===== Entries supplied

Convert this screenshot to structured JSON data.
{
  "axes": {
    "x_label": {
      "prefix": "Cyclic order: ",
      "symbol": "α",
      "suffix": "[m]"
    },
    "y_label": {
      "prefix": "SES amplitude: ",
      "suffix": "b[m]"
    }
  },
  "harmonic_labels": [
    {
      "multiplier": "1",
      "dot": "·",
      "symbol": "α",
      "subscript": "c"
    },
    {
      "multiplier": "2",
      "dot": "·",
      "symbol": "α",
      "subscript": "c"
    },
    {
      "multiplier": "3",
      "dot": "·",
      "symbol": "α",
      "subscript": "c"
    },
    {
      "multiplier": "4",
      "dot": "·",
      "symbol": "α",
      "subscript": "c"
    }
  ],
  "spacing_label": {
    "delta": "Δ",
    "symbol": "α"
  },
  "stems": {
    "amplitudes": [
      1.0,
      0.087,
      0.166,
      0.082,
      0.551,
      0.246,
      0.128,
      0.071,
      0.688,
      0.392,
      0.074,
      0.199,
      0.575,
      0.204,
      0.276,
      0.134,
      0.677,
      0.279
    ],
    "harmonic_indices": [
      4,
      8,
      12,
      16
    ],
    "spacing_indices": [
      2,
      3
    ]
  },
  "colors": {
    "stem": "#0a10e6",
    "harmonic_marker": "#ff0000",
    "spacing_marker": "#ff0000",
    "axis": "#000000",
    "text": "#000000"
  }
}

==========

- **What the exercise asks**: Restate the data above exactly, keeping each word as it stands.

- **Exercise response**:
Convert this screenshot to structured JSON data.
{
  "axes": {
    "x_label": {
      "prefix": "Cyclic order: ",
      "symbol": "α",
      "suffix": "[m]"
    },
    "y_label": {
      "prefix": "SES amplitude: ",
      "suffix": "b[m]"
    }
  },
  "harmonic_labels": [
    {
      "multiplier": "1",
      "dot": "·",
      "symbol": "α",
      "subscript": "c"
    },
    {
      "multiplier": "2",
      "dot": "·",
      "symbol": "α",
      "subscript": "c"
    },
    {
      "multiplier": "3",
      "dot": "·",
      "symbol": "α",
      "subscript": "c"
    },
    {
      "multiplier": "4",
      "dot": "·",
      "symbol": "α",
      "subscript": "c"
    }
  ],
  "spacing_label": {
    "delta": "Δ",
    "symbol": "α"
  },
  "stems": {
    "amplitudes": [
      1.0,
      0.087,
      0.166,
      0.082,
      0.551,
      0.246,
      0.128,
      0.071,
      0.688,
      0.392,
      0.074,
      0.199,
      0.575,
      0.204,
      0.276,
      0.134,
      0.677,
      0.279
    ],
    "harmonic_indices": [
      4,
      8,
      12,
      16
    ],
    "spacing_indices": [
      2,
      3
    ]
  },
  "colors": {
    "stem": "#0a10e6",
    "harmonic_marker": "#ff0000",
    "spacing_marker": "#ff0000",
    "axis": "#000000",
    "text": "#000000"
  }
}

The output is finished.